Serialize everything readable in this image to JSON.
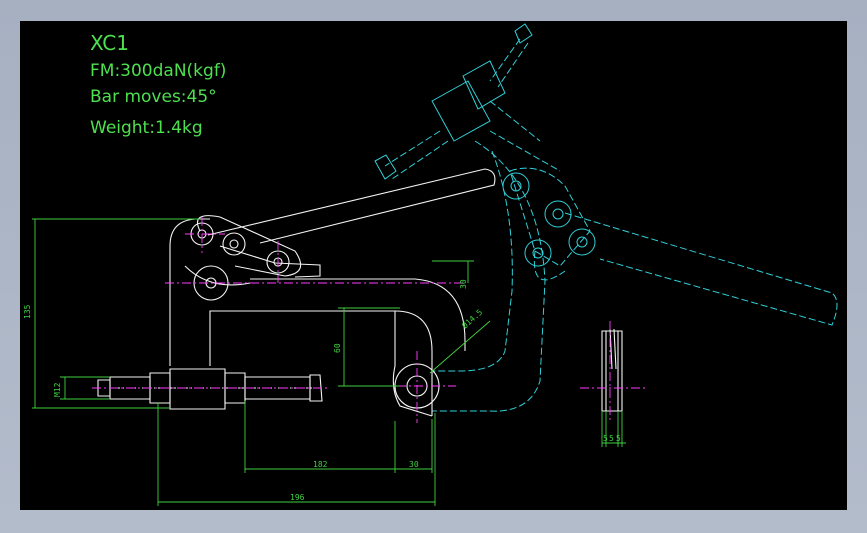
{
  "notes": {
    "model": "XC1",
    "force": "FM:300daN(kgf)",
    "bar_moves": "Bar moves:45°",
    "weight": "Weight:1.4kg"
  },
  "dimensions": {
    "d135": "135",
    "m12": "M12",
    "d60": "60",
    "d30_right": "30",
    "d14": "Ø14.5",
    "d182": "182",
    "d30_bottom": "30",
    "d196": "196",
    "d5a": "5",
    "d5b": "5",
    "d5c": "5"
  },
  "colors": {
    "outline": "#f4f4f4",
    "phantom": "#30d0d8",
    "dimension": "#40d040",
    "centerline": "#ff3cff",
    "text": "#4ee04e"
  }
}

- **Exercise**
Except for the pictures, copy the material above exactly.

- **Task answer**
Serialize everything readable in this image to JSON.
{
  "notes": {
    "model": "XC1",
    "force": "FM:300daN(kgf)",
    "bar_moves": "Bar moves:45°",
    "weight": "Weight:1.4kg"
  },
  "dimensions": {
    "d135": "135",
    "m12": "M12",
    "d60": "60",
    "d30_right": "30",
    "d14": "Ø14.5",
    "d182": "182",
    "d30_bottom": "30",
    "d196": "196",
    "d5a": "5",
    "d5b": "5",
    "d5c": "5"
  },
  "colors": {
    "outline": "#f4f4f4",
    "phantom": "#30d0d8",
    "dimension": "#40d040",
    "centerline": "#ff3cff",
    "text": "#4ee04e"
  }
}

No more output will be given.